## STATED GOAL
Render the data starting at the line that contains "graph-node[interactable]: [1159, 1229, 1185, 1234]" and ending at the line that contains "graph-node[interactable]: [1633, 815, 1659, 820]" as a Markdown table with the columns Row and Entry. Give each line a row number and leave out blank lines.

--- start DATA ---

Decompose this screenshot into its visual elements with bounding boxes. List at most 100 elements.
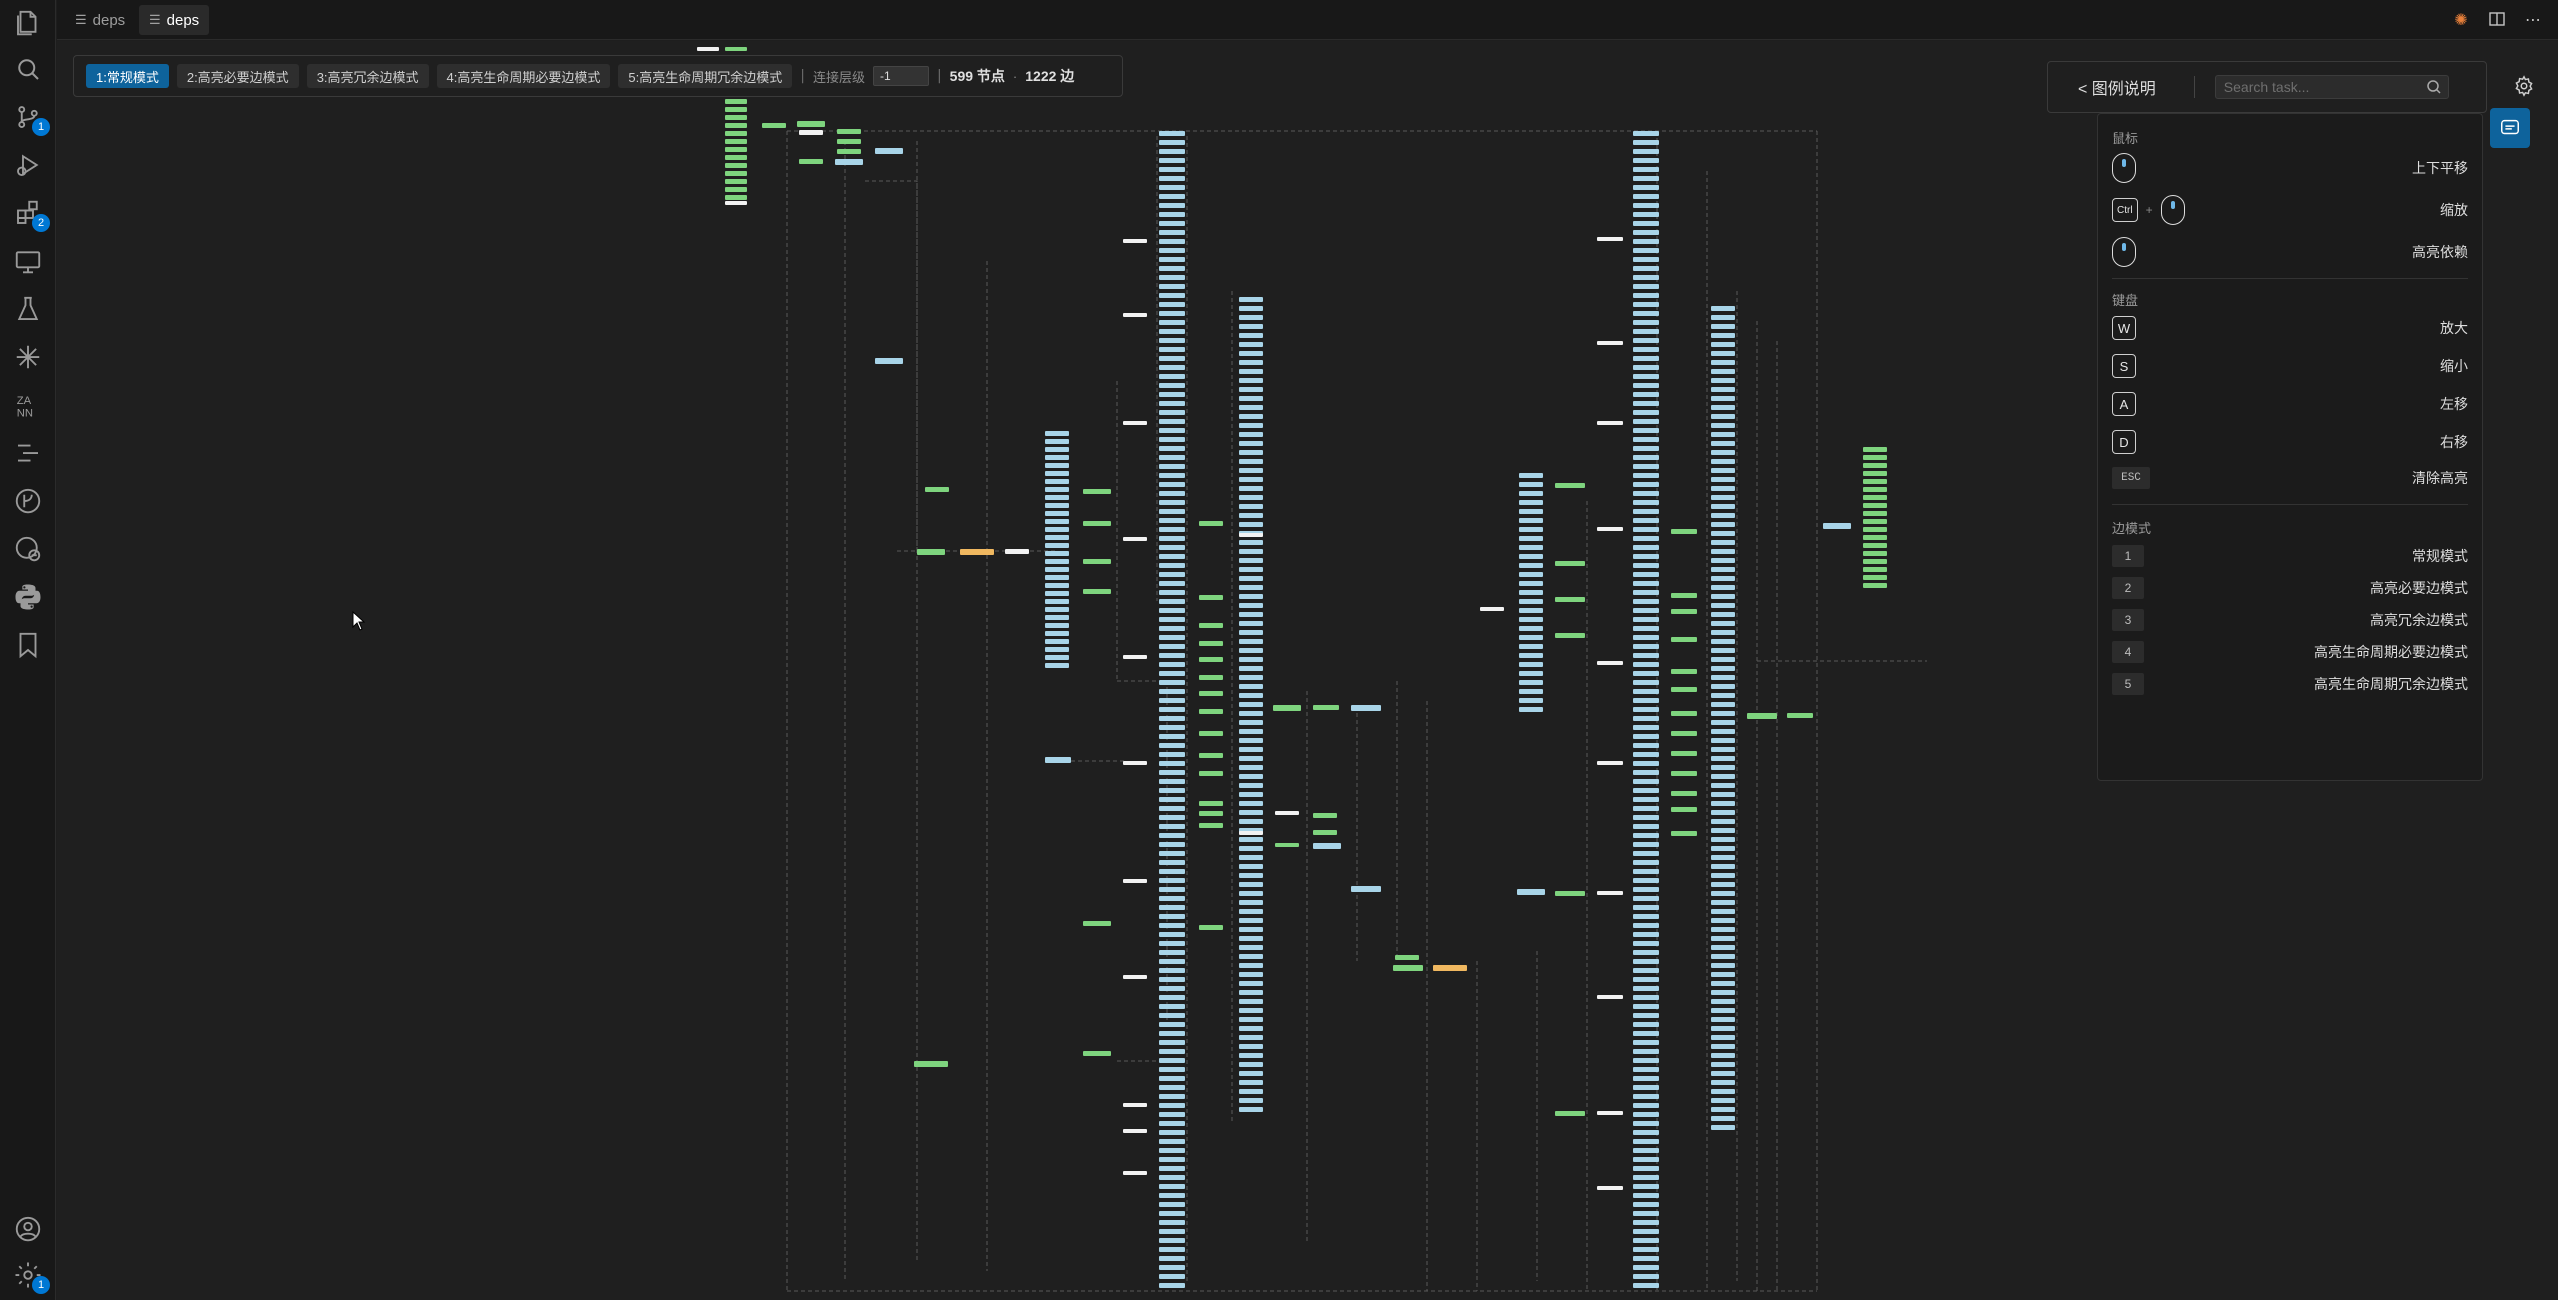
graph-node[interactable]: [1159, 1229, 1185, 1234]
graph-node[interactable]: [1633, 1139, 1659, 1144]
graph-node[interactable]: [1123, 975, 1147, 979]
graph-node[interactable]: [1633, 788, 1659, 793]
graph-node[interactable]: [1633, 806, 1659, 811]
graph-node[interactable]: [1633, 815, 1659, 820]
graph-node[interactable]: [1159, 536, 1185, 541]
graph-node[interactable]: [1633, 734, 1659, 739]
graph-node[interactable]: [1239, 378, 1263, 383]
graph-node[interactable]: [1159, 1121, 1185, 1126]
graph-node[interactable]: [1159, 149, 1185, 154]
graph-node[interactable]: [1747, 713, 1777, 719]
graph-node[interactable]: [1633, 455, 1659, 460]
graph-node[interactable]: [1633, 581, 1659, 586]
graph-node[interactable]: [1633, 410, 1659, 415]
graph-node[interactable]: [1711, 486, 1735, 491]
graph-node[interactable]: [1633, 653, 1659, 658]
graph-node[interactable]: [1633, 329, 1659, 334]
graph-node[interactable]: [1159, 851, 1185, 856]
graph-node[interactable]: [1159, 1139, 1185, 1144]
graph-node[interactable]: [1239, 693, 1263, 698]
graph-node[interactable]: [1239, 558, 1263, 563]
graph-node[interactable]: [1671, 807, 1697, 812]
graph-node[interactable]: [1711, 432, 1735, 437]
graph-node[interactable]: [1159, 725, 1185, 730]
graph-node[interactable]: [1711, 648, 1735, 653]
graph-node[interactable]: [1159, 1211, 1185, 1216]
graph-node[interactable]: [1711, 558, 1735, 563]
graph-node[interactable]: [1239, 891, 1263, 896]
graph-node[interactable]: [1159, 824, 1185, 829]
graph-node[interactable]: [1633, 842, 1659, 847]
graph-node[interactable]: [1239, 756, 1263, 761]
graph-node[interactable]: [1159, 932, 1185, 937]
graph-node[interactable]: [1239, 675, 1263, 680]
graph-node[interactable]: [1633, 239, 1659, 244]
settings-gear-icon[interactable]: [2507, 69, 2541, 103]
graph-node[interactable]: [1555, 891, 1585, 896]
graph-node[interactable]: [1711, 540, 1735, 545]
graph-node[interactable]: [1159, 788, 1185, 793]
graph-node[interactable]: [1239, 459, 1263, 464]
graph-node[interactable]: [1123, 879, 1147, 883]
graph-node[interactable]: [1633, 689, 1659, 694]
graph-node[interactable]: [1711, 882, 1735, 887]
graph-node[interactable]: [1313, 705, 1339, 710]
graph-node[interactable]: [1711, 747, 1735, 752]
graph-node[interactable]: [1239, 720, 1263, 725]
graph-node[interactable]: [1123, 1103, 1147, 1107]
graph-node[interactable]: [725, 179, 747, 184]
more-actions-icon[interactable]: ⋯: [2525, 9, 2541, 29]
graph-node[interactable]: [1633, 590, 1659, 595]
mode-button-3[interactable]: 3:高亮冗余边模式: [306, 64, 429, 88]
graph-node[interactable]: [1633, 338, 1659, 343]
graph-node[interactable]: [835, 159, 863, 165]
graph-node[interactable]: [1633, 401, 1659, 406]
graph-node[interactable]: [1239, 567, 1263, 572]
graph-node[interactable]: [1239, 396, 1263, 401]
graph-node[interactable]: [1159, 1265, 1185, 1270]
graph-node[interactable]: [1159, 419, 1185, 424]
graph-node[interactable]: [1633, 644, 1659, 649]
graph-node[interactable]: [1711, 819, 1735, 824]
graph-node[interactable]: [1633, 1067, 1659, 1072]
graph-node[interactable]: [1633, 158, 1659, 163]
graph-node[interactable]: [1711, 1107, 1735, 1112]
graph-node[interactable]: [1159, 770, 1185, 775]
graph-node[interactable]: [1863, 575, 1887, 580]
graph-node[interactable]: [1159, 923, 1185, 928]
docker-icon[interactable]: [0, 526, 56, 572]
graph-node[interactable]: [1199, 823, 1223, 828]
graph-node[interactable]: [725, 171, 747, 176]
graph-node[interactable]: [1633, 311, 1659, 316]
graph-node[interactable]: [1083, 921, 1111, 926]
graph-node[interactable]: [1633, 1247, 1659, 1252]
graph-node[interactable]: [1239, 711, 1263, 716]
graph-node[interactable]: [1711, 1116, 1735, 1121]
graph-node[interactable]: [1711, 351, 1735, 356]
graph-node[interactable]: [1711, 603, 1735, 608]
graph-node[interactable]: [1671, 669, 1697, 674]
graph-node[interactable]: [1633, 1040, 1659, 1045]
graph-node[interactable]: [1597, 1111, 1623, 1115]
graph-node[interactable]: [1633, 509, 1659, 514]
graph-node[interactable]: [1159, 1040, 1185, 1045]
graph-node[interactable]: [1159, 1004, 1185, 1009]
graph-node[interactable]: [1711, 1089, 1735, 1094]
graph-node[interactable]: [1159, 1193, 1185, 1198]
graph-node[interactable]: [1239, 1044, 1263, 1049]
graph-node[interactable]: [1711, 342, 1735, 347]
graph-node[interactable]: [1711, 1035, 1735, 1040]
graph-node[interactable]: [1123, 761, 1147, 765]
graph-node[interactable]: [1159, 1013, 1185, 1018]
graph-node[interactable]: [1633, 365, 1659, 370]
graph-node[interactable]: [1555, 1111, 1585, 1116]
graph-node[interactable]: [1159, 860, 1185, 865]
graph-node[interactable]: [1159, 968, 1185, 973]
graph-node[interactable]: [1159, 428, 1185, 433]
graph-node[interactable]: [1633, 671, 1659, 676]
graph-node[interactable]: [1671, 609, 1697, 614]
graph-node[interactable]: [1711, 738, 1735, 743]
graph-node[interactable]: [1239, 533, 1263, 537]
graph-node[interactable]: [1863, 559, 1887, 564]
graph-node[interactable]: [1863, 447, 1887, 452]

--- end DATA ---
--- start DATA ---

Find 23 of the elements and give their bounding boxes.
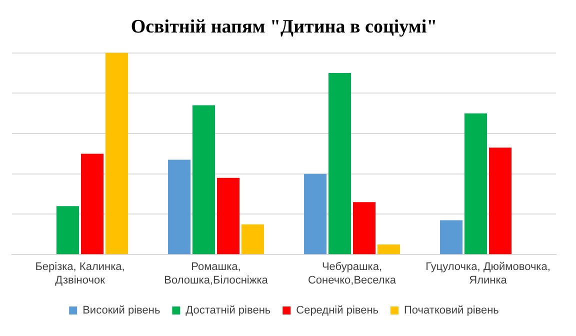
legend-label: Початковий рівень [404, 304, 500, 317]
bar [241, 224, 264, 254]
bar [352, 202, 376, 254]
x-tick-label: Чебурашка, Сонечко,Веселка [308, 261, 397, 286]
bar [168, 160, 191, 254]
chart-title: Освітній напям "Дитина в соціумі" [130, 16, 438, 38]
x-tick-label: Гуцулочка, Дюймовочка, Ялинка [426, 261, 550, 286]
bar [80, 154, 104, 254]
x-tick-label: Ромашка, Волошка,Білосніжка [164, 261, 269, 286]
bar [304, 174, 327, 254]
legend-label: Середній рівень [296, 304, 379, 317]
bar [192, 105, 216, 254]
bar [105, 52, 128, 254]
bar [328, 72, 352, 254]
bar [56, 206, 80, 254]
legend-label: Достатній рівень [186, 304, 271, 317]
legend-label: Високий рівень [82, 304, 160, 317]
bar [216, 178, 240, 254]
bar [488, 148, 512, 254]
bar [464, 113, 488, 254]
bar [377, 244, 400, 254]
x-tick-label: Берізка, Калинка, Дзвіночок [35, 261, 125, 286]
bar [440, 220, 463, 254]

--- end DATA ---

## TASK ANSWER
| Row | Entry |
|---|---|
| 1 | graph-node[interactable]: [1159, 1229, 1185, 1234] |
| 2 | graph-node[interactable]: [1633, 1139, 1659, 1144] |
| 3 | graph-node[interactable]: [1123, 975, 1147, 979] |
| 4 | graph-node[interactable]: [1633, 788, 1659, 793] |
| 5 | graph-node[interactable]: [1633, 806, 1659, 811] |
| 6 | graph-node[interactable]: [1633, 815, 1659, 820] |